=== Excerpted records ===

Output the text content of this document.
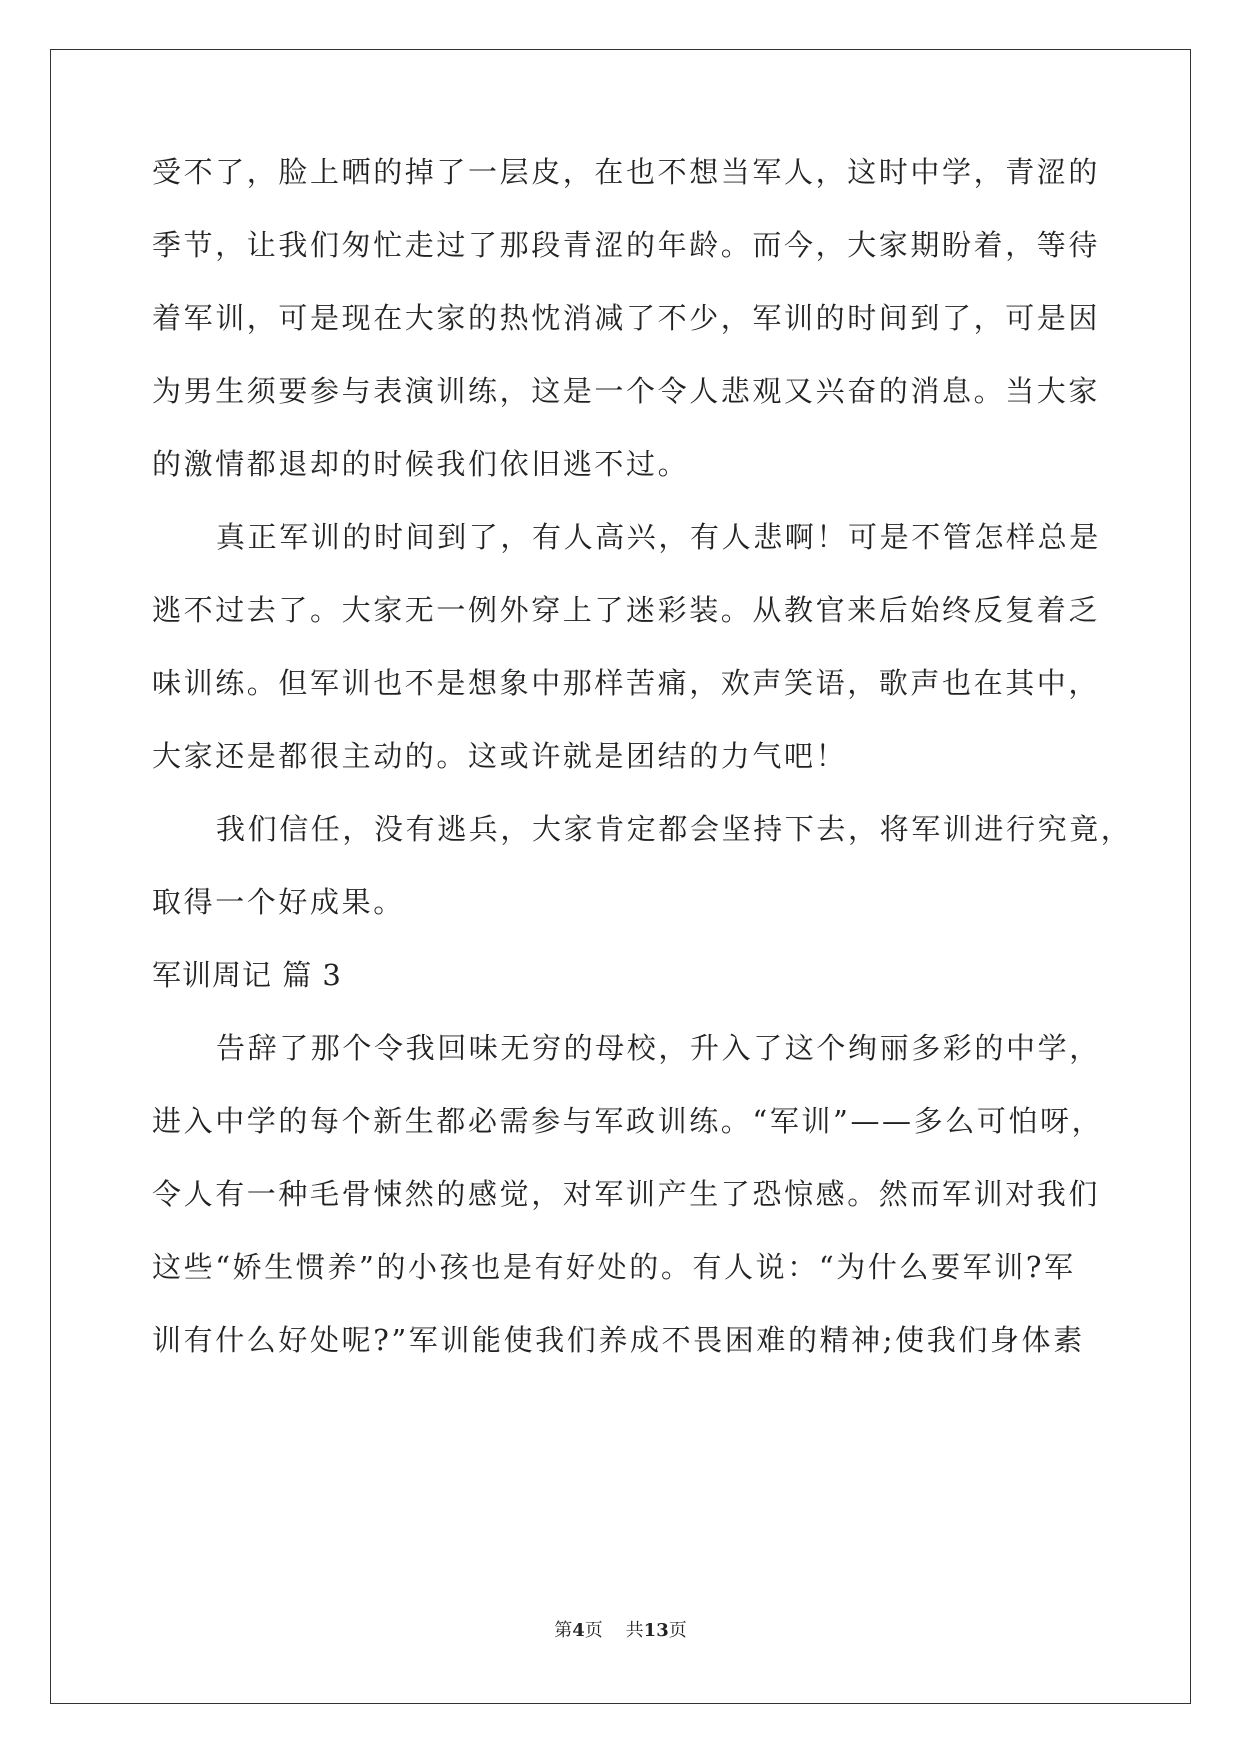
受不了，脸上晒的掉了一层皮，在也不想当军人，这时中学，青涩的
季节，让我们匆忙走过了那段青涩的年龄。而今，大家期盼着，等待
着军训，可是现在大家的热忱消减了不少，军训的时间到了，可是因
为男生须要参与表演训练，这是一个令人悲观又兴奋的消息。当大家
的激情都退却的时候我们依旧逃不过。
真正军训的时间到了，有人高兴，有人悲啊！可是不管怎样总是
逃不过去了。大家无一例外穿上了迷彩装。从教官来后始终反复着乏
味训练。但军训也不是想象中那样苦痛，欢声笑语，歌声也在其中，
大家还是都很主动的。这或许就是团结的力气吧！
我们信任，没有逃兵，大家肯定都会坚持下去，将军训进行究竟，
取得一个好成果。
军训周记 篇 3
告辞了那个令我回味无穷的母校，升入了这个绚丽多彩的中学，
进入中学的每个新生都必需参与军政训练。“军训”——多么可怕呀，
令人有一种毛骨悚然的感觉，对军训产生了恐惊感。然而军训对我们
这些“娇生惯养”的小孩也是有好处的。有人说：“为什么要军训?军
训有什么好处呢?”军训能使我们养成不畏困难的精神;使我们身体素
第4页 共13页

===

**What is required:** Copy all the records above exactly, but leave out the pictures.

**Exercise output:**
Output the text content of this document.
受不了，脸上晒的掉了一层皮，在也不想当军人，这时中学，青涩的
季节，让我们匆忙走过了那段青涩的年龄。而今，大家期盼着，等待
着军训，可是现在大家的热忱消减了不少，军训的时间到了，可是因
为男生须要参与表演训练，这是一个令人悲观又兴奋的消息。当大家
的激情都退却的时候我们依旧逃不过。
真正军训的时间到了，有人高兴，有人悲啊！可是不管怎样总是
逃不过去了。大家无一例外穿上了迷彩装。从教官来后始终反复着乏
味训练。但军训也不是想象中那样苦痛，欢声笑语，歌声也在其中，
大家还是都很主动的。这或许就是团结的力气吧！
我们信任，没有逃兵，大家肯定都会坚持下去，将军训进行究竟，
取得一个好成果。
军训周记 篇 3
告辞了那个令我回味无穷的母校，升入了这个绚丽多彩的中学，
进入中学的每个新生都必需参与军政训练。“军训”——多么可怕呀，
令人有一种毛骨悚然的感觉，对军训产生了恐惊感。然而军训对我们
这些“娇生惯养”的小孩也是有好处的。有人说：“为什么要军训?军
训有什么好处呢?”军训能使我们养成不畏困难的精神;使我们身体素
第4页 共13页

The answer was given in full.